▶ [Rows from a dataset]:
* BEGIN *
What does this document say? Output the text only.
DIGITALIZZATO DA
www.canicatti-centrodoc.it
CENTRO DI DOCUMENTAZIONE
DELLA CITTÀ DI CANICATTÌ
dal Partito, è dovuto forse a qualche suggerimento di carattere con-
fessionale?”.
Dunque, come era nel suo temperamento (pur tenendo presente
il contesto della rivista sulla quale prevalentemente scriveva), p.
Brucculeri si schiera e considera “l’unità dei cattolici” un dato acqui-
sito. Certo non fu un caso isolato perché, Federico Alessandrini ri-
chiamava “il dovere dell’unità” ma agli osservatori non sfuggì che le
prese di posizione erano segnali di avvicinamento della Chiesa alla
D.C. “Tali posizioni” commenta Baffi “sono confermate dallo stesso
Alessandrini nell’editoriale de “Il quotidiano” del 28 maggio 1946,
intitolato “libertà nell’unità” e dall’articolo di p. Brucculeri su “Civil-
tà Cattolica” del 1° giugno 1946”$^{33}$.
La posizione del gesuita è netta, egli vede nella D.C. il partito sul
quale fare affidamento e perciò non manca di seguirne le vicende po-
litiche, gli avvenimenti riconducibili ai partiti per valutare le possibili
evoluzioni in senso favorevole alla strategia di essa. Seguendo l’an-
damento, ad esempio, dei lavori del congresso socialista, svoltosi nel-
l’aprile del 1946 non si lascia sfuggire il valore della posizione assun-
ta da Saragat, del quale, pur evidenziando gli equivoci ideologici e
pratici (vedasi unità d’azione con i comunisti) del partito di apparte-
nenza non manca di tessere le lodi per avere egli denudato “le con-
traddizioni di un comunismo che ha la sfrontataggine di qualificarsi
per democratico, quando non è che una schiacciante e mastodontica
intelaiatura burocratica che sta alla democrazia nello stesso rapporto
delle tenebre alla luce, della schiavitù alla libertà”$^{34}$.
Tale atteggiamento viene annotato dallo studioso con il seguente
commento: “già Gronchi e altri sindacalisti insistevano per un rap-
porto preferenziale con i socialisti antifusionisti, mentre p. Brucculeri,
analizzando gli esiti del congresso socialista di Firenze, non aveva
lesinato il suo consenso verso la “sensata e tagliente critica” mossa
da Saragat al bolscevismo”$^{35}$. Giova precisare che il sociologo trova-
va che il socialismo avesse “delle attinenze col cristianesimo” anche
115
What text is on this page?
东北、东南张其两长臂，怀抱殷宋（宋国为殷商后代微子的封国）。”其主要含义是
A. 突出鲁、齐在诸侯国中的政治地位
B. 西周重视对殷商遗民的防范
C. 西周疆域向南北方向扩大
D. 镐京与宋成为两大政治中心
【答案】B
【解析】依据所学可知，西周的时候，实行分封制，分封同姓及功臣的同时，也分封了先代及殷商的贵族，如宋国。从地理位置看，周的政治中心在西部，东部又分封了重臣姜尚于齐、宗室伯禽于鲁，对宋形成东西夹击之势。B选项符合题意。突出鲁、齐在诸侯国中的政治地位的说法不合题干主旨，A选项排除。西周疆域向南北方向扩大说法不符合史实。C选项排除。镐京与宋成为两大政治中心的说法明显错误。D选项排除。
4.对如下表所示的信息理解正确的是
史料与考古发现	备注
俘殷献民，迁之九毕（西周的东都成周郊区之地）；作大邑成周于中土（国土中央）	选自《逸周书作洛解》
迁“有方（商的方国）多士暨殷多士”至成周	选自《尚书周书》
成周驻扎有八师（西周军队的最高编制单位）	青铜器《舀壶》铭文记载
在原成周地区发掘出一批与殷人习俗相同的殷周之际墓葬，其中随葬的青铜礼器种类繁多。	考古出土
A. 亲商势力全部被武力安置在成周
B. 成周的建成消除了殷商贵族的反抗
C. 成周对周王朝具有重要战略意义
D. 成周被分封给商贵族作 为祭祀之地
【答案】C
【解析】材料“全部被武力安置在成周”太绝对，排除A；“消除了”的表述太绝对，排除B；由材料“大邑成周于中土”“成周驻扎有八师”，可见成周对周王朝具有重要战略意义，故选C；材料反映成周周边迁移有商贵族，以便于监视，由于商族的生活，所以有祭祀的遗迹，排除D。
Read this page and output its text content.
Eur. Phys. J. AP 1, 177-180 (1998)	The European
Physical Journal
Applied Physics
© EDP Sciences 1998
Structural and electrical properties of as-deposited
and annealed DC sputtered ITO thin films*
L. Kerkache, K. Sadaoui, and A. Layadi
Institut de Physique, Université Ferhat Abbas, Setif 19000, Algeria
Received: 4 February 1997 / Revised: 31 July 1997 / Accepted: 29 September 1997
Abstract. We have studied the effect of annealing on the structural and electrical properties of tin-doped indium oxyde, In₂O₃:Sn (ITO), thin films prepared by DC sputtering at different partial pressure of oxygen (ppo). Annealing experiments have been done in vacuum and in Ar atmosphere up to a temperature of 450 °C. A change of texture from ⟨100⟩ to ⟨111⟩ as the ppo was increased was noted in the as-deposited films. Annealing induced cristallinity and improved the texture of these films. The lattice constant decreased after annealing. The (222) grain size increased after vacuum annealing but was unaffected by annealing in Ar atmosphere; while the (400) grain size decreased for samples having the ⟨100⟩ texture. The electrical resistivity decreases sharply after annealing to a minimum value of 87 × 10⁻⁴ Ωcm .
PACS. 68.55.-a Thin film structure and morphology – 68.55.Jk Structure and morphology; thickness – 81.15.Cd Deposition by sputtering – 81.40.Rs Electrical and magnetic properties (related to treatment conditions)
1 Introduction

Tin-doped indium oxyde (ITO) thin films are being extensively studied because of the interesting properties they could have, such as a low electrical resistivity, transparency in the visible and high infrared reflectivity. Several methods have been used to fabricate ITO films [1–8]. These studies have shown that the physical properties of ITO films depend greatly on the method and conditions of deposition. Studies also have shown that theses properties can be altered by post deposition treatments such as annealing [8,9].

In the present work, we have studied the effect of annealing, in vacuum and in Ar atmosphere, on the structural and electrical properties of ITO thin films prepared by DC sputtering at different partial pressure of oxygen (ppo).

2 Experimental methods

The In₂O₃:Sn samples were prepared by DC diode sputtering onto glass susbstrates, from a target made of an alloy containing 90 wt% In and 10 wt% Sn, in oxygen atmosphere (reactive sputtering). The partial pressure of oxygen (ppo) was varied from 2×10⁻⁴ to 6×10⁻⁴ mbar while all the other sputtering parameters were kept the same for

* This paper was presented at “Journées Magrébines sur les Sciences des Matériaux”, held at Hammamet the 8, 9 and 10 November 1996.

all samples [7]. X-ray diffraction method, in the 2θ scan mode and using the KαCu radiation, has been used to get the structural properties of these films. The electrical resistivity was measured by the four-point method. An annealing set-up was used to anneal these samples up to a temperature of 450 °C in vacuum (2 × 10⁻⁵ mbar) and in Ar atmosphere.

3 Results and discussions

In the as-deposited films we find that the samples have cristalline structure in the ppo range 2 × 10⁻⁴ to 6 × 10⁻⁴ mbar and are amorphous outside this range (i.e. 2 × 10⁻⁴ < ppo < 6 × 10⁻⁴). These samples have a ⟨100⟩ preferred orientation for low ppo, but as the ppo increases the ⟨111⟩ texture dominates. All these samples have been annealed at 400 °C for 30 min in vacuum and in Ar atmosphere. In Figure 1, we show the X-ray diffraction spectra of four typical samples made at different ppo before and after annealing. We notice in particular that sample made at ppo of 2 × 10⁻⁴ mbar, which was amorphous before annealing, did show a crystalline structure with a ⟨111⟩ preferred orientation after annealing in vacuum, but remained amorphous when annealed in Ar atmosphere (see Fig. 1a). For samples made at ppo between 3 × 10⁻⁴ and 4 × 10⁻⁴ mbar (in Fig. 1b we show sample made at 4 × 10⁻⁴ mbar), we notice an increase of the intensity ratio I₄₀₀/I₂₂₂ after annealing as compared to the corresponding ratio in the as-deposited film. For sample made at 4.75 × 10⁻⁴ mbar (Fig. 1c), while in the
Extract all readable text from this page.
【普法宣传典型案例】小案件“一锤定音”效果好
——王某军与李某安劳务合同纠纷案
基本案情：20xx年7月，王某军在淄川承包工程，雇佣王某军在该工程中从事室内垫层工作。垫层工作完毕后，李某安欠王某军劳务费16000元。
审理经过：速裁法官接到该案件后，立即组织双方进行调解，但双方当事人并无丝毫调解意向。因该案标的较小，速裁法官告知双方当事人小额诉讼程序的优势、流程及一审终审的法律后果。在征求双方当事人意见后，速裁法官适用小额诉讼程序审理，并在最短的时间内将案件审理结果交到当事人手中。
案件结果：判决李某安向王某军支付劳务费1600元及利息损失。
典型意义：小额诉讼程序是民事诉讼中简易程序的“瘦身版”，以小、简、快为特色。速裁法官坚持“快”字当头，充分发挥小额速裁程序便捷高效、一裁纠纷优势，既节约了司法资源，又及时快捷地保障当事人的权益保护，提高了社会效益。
* END *
▶ [WHAT YOU SHOULD DO]: Which lines above hold the word "made"? Copy each of them.

▶ [IN RESPONSE]:
The In₂O₃:Sn samples were prepared by DC diode sputtering onto glass susbstrates, from a target made of an alloy containing 90 wt% In and 10 wt% Sn, in oxygen atmosphere (reactive sputtering). The partial pressure of oxygen (ppo) was varied from 2×10⁻⁴ to 6×10⁻⁴ mbar while all the other sputtering parameters were kept the same for
In the as-deposited films we find that the samples have cristalline structure in the ppo range 2 × 10⁻⁴ to 6 × 10⁻⁴ mbar and are amorphous outside this range (i.e. 2 × 10⁻⁴ < ppo < 6 × 10⁻⁴). These samples have a ⟨100⟩ preferred orientation for low ppo, but as the ppo increases the ⟨111⟩ texture dominates. All these samples have been annealed at 400 °C for 30 min in vacuum and in Ar atmosphere. In Figure 1, we show the X-ray diffraction spectra of four typical samples made at different ppo before and after annealing. We notice in particular that sample made at ppo of 2 × 10⁻⁴ mbar, which was amorphous before annealing, did show a crystalline structure with a ⟨111⟩ preferred orientation after annealing in vacuum, but remained amorphous when annealed in Ar atmosphere (see Fig. 1a). For samples made at ppo between 3 × 10⁻⁴ and 4 × 10⁻⁴ mbar (in Fig. 1b we show sample made at 4 × 10⁻⁴ mbar), we notice an increase of the intensity ratio I₄₀₀/I₂₂₂ after annealing as compared to the corresponding ratio in the as-deposited film. For sample made at 4.75 × 10⁻⁴ mbar (Fig. 1c), while in the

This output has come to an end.